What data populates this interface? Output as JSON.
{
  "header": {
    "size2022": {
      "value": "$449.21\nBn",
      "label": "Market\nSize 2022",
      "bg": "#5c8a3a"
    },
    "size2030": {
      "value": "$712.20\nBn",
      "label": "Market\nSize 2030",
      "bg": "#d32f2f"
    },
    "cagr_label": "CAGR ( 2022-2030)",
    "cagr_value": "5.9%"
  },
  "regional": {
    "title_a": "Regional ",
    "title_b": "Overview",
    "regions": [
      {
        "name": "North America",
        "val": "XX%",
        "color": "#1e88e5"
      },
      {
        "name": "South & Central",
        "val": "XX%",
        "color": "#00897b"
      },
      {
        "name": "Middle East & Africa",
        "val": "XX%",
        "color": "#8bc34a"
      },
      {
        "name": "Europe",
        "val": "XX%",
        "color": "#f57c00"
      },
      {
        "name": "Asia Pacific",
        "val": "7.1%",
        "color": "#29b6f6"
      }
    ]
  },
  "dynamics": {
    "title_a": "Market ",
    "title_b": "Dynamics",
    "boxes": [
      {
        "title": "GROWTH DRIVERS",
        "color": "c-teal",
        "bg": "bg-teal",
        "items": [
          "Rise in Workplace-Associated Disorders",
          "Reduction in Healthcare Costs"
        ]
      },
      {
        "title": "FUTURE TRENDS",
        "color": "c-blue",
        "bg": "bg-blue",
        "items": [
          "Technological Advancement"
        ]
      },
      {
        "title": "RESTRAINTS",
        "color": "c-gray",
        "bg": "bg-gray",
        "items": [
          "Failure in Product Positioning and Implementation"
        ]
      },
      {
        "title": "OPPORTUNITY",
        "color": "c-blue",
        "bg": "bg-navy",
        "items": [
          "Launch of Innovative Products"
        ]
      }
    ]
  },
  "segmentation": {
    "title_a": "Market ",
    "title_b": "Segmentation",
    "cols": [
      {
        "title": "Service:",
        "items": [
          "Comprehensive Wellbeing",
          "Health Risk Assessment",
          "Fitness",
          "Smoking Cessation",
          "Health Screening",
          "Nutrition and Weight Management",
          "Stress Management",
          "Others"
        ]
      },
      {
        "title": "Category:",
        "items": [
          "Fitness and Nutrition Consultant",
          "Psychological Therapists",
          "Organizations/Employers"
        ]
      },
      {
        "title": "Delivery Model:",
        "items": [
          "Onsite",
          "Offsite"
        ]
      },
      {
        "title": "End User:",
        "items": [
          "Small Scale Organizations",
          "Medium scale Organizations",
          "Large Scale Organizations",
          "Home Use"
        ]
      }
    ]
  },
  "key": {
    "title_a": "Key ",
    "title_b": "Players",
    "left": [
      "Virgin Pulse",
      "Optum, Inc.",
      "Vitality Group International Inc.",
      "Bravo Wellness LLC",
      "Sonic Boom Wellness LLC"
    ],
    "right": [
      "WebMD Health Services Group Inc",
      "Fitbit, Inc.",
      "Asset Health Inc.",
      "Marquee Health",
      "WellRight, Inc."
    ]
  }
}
● ● ● ● ●
• PROBLEM TO SOLVE: Gather up every line from the listing above in which the word "Organizations" occurs.

• FULL RESPONSE:
          "Organizations/Employers"
          "Small Scale Organizations",
          "Medium scale Organizations",
          "Large Scale Organizations",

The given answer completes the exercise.